[Dataset records]
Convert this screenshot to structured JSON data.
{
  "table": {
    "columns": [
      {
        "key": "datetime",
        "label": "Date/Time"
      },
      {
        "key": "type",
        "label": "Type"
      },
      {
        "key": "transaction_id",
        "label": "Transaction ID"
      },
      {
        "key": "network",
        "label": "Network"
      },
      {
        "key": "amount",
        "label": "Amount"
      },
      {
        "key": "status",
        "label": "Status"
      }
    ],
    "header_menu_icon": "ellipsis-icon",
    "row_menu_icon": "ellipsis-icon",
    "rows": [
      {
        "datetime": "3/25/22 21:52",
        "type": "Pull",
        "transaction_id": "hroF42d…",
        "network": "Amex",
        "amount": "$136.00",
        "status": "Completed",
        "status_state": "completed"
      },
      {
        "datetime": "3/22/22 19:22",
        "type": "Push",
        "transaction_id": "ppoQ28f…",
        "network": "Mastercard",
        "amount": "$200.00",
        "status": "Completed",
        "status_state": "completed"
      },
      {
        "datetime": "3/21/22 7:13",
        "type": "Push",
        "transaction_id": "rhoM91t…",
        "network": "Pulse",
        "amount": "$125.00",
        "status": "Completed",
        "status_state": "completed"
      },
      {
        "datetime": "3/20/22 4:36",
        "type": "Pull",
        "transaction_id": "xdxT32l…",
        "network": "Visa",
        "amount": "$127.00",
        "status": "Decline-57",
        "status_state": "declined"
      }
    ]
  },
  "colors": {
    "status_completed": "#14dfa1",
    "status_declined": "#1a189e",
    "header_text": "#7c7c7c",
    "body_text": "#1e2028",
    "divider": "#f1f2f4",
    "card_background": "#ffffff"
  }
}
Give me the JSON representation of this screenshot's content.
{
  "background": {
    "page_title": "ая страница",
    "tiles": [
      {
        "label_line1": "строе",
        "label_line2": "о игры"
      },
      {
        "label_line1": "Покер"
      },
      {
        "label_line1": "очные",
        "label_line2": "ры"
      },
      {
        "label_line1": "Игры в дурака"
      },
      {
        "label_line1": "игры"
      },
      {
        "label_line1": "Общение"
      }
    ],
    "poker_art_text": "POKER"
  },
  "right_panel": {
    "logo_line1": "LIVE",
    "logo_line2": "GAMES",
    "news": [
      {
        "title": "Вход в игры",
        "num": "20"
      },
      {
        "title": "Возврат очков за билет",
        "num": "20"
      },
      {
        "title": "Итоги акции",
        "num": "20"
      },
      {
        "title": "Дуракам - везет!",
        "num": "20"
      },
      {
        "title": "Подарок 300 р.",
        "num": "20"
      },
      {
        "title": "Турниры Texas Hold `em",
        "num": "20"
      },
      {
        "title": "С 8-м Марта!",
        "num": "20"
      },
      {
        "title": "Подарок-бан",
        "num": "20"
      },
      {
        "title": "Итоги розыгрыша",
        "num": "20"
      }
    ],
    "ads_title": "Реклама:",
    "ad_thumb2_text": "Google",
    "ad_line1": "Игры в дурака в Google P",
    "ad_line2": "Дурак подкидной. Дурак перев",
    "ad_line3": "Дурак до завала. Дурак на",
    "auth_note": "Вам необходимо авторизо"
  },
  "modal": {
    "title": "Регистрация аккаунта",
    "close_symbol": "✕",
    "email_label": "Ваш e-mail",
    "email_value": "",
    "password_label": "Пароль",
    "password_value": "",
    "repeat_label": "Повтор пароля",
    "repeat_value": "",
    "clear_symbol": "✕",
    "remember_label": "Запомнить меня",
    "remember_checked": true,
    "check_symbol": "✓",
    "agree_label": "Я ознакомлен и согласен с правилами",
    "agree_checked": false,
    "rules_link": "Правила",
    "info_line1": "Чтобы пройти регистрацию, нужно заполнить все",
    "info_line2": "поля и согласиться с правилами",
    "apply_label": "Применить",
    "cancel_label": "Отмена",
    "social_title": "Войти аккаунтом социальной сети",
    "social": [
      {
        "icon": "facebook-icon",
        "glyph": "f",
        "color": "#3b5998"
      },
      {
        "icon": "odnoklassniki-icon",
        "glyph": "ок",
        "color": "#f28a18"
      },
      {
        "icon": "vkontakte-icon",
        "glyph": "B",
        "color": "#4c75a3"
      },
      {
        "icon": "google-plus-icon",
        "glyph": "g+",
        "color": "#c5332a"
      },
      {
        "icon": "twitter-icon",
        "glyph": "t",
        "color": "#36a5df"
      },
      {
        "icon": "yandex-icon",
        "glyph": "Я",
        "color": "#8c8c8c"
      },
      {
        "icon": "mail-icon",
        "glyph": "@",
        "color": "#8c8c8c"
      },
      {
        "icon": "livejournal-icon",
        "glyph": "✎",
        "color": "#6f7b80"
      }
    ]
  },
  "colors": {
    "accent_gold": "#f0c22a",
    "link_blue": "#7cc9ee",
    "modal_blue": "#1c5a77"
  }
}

* **Your instructions**
Scan the material above for the word "Итоги". Copy each line where it occurs.

* **Solution for this task**
        "title": "Итоги акции",
        "title": "Итоги розыгрыша",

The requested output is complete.